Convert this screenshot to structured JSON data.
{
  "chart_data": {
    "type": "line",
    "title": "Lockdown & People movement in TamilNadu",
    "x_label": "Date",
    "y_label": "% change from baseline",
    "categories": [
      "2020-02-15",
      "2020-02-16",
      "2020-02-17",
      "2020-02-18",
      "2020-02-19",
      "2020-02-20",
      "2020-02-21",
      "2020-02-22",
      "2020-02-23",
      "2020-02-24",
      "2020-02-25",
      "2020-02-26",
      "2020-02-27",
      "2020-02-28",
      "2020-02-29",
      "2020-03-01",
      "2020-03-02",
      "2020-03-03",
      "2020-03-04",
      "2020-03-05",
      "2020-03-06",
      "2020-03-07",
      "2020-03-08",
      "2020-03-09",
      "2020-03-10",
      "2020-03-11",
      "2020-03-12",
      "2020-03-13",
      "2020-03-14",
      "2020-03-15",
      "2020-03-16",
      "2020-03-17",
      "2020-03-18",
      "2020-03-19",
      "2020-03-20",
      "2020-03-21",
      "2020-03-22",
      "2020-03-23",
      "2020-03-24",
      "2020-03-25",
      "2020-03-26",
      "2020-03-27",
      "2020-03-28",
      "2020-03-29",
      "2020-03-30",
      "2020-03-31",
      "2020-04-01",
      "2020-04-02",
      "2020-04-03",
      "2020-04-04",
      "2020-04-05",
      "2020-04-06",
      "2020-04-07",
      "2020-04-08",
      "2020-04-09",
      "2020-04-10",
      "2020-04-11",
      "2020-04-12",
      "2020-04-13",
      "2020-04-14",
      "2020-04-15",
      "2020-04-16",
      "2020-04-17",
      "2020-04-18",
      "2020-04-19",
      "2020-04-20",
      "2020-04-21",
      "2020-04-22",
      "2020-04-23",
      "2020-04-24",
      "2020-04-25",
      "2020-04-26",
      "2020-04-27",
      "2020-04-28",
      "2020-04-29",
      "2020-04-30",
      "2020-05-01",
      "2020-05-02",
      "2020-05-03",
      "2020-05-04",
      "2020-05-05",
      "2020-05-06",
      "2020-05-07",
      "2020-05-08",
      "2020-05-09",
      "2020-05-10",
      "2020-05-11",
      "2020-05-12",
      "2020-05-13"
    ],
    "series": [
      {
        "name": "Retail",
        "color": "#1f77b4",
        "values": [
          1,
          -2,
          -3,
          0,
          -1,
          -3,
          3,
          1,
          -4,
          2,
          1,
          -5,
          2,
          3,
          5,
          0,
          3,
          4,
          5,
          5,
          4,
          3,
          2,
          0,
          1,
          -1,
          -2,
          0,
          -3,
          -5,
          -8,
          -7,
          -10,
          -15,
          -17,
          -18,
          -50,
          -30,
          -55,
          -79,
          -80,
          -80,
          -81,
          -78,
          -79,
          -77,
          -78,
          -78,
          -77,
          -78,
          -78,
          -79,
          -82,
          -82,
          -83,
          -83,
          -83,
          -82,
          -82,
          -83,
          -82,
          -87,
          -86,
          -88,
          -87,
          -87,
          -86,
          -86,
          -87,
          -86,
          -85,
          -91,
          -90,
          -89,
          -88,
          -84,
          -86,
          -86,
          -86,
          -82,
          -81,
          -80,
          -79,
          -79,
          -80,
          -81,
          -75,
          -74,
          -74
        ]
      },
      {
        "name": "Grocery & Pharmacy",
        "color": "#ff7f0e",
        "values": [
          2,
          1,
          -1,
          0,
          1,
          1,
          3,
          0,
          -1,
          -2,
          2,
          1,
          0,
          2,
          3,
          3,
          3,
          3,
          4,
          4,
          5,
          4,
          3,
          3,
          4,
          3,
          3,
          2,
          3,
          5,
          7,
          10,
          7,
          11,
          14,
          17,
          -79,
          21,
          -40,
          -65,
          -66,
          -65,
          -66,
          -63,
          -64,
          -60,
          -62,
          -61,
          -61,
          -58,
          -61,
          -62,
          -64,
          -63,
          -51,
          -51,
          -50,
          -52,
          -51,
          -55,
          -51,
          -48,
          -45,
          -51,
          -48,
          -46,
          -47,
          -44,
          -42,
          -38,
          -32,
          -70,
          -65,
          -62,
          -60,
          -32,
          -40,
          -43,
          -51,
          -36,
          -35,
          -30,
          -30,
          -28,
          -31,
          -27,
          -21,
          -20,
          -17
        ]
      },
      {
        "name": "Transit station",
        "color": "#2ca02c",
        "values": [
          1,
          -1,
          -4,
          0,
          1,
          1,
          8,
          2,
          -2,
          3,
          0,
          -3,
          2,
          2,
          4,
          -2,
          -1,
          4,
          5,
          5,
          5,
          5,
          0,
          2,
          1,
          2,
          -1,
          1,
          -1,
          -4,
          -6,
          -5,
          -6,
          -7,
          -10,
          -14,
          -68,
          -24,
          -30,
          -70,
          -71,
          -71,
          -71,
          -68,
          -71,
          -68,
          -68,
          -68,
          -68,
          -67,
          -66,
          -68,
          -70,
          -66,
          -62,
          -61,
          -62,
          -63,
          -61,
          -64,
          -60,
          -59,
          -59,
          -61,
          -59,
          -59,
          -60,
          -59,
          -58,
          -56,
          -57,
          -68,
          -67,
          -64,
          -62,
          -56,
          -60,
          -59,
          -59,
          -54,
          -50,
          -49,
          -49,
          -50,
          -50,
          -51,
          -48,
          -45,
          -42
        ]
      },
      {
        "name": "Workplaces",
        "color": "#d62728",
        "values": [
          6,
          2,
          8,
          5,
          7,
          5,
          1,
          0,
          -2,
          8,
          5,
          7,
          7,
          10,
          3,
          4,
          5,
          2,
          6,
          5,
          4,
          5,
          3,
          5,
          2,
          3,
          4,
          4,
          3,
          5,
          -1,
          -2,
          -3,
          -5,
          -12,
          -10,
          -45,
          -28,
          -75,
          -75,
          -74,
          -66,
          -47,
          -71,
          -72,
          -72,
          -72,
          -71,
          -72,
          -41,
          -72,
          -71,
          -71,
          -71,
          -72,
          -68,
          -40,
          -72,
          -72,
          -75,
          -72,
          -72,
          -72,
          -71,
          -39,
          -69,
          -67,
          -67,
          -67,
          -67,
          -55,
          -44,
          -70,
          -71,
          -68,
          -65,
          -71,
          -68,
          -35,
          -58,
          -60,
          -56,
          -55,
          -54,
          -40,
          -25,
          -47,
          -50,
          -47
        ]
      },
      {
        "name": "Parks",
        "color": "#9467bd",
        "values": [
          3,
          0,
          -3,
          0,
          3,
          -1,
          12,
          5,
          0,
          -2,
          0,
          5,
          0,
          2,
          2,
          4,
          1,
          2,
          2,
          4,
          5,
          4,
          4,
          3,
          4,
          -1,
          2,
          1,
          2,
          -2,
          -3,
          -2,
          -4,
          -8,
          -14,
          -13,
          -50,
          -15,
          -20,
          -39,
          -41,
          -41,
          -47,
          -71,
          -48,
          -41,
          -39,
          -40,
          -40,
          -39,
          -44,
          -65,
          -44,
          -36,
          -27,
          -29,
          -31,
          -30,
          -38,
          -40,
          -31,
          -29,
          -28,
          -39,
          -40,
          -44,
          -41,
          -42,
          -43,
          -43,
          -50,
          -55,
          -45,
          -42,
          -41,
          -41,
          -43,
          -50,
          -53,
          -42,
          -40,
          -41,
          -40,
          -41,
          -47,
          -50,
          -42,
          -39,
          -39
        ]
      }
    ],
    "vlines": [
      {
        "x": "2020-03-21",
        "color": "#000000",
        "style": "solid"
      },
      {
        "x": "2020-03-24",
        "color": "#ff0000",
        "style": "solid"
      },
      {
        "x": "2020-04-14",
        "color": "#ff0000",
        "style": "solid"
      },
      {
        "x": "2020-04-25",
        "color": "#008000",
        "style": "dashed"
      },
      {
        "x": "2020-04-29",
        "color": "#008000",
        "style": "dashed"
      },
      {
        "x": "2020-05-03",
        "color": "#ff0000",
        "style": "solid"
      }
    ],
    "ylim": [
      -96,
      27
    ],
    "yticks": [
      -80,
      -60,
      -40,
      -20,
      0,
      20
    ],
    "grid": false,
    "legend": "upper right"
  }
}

- - -

Your task
Copy every line of the entries above in which "name" occurs.

The response
        "name": "Retail",
        "name": "Grocery & Pharmacy",
        "name": "Transit station",
        "name": "Workplaces",
        "name": "Parks",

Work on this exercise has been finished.